§ Source data:
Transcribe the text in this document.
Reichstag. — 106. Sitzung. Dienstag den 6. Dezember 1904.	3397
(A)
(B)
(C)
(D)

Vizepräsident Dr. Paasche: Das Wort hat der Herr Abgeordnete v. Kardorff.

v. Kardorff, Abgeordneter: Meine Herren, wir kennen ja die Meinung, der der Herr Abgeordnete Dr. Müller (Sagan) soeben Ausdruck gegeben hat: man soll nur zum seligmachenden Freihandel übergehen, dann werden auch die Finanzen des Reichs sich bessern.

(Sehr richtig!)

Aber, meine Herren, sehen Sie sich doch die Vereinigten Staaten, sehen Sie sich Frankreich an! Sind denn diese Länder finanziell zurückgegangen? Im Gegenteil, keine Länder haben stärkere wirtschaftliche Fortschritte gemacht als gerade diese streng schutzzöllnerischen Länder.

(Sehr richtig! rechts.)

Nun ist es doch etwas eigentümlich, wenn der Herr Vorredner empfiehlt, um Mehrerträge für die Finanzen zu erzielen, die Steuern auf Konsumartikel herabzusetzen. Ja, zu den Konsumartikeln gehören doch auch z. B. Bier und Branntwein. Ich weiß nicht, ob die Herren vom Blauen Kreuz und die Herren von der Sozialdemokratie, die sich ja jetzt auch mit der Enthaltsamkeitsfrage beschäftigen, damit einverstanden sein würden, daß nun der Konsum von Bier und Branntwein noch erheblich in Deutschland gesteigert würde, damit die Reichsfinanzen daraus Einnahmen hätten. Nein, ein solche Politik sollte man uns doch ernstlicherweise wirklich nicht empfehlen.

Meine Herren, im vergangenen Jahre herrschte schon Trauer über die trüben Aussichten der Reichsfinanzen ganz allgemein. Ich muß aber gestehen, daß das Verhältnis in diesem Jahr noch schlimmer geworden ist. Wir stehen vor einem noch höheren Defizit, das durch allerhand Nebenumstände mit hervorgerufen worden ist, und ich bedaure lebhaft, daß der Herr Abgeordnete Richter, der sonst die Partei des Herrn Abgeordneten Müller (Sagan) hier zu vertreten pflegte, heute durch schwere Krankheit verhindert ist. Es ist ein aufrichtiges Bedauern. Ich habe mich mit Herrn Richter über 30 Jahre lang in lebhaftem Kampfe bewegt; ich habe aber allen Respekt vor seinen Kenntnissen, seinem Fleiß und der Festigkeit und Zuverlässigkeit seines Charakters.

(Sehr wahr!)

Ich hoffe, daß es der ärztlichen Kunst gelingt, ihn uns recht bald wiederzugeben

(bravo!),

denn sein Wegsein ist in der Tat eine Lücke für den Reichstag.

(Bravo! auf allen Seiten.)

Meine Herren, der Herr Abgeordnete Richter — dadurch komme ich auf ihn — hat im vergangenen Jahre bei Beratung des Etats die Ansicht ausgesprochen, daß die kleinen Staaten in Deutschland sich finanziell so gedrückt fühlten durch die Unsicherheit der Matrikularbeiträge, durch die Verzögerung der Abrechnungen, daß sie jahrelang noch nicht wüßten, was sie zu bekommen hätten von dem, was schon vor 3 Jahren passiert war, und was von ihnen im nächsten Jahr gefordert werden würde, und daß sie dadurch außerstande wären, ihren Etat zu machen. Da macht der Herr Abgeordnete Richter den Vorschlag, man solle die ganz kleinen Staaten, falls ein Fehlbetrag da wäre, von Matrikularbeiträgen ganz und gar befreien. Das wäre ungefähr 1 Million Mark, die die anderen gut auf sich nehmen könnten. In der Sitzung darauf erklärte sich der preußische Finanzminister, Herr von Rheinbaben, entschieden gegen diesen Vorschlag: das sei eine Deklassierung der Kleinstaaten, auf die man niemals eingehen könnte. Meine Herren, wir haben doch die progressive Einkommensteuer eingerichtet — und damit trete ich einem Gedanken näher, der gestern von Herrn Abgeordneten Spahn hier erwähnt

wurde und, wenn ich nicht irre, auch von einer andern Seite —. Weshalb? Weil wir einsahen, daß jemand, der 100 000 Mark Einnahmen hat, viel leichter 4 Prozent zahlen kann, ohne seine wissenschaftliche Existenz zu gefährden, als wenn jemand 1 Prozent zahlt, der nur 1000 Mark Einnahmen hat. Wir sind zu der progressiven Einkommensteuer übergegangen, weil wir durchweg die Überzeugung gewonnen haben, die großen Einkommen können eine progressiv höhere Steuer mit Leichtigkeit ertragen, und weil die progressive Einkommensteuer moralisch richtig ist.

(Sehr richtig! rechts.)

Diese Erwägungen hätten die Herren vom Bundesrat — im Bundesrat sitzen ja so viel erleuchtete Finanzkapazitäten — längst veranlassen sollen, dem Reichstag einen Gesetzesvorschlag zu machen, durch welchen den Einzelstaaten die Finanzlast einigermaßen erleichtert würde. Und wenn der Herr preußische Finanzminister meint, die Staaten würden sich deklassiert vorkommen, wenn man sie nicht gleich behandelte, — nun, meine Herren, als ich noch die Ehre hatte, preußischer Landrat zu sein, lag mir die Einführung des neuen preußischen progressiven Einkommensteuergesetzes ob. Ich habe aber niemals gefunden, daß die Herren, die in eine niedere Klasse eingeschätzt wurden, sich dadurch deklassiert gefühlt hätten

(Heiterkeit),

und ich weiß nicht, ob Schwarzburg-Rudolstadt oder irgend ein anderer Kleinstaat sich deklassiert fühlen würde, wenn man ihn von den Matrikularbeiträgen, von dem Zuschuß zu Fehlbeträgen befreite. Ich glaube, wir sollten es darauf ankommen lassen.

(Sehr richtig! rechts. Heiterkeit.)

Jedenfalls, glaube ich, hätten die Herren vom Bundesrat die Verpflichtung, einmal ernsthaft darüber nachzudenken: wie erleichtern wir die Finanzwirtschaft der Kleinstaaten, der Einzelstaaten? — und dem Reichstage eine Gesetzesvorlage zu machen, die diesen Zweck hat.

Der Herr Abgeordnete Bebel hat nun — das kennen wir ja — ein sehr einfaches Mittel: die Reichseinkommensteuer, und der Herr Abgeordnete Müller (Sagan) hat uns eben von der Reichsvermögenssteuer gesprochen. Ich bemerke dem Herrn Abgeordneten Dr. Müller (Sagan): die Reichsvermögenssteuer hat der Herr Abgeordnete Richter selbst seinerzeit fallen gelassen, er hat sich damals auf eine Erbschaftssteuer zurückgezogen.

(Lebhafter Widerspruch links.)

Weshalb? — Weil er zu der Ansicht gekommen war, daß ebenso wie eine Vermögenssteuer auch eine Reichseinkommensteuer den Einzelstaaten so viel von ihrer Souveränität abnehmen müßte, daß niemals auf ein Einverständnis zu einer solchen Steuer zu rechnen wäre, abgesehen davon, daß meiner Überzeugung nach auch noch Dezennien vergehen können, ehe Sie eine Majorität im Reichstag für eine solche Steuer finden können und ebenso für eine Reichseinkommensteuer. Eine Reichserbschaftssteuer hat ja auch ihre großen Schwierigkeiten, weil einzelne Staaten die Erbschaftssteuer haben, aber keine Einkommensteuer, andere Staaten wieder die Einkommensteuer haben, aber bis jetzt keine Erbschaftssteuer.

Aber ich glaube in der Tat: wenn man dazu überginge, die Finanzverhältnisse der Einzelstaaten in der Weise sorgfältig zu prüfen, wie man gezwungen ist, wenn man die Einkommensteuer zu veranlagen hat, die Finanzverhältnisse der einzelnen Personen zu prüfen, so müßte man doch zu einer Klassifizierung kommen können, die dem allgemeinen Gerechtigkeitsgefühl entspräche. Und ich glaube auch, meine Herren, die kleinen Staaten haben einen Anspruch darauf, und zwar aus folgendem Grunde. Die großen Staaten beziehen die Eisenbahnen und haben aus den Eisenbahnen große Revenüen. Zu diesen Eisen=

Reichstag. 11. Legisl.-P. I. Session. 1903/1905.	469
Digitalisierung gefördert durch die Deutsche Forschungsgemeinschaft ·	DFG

§ Your task: Look through the records and gather each line with the word "Heiterkeit".

§ Written answer:
(Heiterkeit),
(Sehr richtig! rechts. Heiterkeit.)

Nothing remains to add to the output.